- **To do**
Using the records below, locate all lines containing "Carpark" and return them.

- **Input**

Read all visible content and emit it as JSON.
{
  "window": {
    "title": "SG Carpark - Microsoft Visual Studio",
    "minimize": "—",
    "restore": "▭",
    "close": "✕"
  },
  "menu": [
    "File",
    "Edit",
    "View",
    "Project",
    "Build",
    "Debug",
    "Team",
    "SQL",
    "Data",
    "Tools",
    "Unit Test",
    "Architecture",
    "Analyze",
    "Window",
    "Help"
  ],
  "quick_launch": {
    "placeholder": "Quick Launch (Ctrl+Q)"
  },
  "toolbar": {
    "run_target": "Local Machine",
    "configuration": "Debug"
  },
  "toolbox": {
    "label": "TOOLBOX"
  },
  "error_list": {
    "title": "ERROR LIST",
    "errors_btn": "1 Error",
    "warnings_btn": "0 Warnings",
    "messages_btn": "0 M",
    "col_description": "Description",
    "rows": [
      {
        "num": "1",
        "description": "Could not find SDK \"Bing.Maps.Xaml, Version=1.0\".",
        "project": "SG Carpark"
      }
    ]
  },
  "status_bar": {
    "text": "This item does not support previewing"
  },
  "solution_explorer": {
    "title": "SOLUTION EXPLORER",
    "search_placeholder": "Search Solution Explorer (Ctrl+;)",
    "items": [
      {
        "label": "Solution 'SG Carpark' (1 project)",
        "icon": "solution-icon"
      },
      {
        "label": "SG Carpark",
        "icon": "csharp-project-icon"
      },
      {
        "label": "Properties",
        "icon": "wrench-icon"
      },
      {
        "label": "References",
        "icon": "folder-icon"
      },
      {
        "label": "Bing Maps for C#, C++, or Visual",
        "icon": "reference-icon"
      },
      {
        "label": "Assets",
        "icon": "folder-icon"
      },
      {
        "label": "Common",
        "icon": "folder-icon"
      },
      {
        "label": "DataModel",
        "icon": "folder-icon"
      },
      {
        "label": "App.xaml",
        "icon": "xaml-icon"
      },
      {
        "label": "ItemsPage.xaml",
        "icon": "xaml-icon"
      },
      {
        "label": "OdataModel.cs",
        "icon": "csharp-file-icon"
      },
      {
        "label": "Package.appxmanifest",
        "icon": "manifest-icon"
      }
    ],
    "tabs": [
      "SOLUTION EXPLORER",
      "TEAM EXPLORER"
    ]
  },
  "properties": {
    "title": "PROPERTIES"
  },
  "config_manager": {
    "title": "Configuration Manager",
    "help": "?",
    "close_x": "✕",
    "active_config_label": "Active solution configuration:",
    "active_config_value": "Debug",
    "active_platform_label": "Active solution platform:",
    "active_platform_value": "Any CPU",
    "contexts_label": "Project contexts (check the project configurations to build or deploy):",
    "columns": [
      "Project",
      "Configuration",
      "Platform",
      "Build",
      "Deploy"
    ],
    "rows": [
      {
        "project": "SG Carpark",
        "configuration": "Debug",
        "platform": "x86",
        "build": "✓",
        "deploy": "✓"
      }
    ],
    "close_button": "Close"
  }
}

- **Full response**
    "title": "SG Carpark - Microsoft Visual Studio",
        "project": "SG Carpark"
        "label": "Solution 'SG Carpark' (1 project)",
        "label": "SG Carpark",
        "project": "SG Carpark",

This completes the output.